**Records supplied:**

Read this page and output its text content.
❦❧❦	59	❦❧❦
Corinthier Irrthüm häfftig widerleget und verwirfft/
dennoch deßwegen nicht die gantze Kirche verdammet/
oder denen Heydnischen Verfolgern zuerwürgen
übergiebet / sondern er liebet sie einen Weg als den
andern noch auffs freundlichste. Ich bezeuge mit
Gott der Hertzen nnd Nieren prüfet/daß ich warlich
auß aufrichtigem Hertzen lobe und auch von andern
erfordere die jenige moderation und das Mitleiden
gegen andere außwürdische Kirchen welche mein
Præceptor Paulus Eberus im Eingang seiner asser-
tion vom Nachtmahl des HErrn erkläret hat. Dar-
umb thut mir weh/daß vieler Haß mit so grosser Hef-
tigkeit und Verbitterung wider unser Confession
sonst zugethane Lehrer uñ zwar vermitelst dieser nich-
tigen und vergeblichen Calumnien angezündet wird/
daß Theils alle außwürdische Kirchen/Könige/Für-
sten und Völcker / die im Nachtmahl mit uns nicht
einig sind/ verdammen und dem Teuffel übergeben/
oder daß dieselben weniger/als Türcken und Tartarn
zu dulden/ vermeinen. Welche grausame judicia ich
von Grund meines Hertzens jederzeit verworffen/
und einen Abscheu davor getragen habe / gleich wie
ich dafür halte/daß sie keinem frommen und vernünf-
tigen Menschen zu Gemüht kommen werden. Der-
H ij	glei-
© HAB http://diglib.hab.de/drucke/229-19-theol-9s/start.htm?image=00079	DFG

**Challenge:** Return all the data exactly as given.

**Written answer:**
Read this page and output its text content.
❦❧❦	59	❦❧❦
Corinthier Irrthüm häfftig widerleget und verwirfft/
dennoch deßwegen nicht die gantze Kirche verdammet/
oder denen Heydnischen Verfolgern zuerwürgen
übergiebet / sondern er liebet sie einen Weg als den
andern noch auffs freundlichste. Ich bezeuge mit
Gott der Hertzen nnd Nieren prüfet/daß ich warlich
auß aufrichtigem Hertzen lobe und auch von andern
erfordere die jenige moderation und das Mitleiden
gegen andere außwürdische Kirchen welche mein
Præceptor Paulus Eberus im Eingang seiner asser-
tion vom Nachtmahl des HErrn erkläret hat. Dar-
umb thut mir weh/daß vieler Haß mit so grosser Hef-
tigkeit und Verbitterung wider unser Confession
sonst zugethane Lehrer uñ zwar vermitelst dieser nich-
tigen und vergeblichen Calumnien angezündet wird/
daß Theils alle außwürdische Kirchen/Könige/Für-
sten und Völcker / die im Nachtmahl mit uns nicht
einig sind/ verdammen und dem Teuffel übergeben/
oder daß dieselben weniger/als Türcken und Tartarn
zu dulden/ vermeinen. Welche grausame judicia ich
von Grund meines Hertzens jederzeit verworffen/
und einen Abscheu davor getragen habe / gleich wie
ich dafür halte/daß sie keinem frommen und vernünf-
tigen Menschen zu Gemüht kommen werden. Der-
H ij	glei-
© HAB http://diglib.hab.de/drucke/229-19-theol-9s/start.htm?image=00079	DFG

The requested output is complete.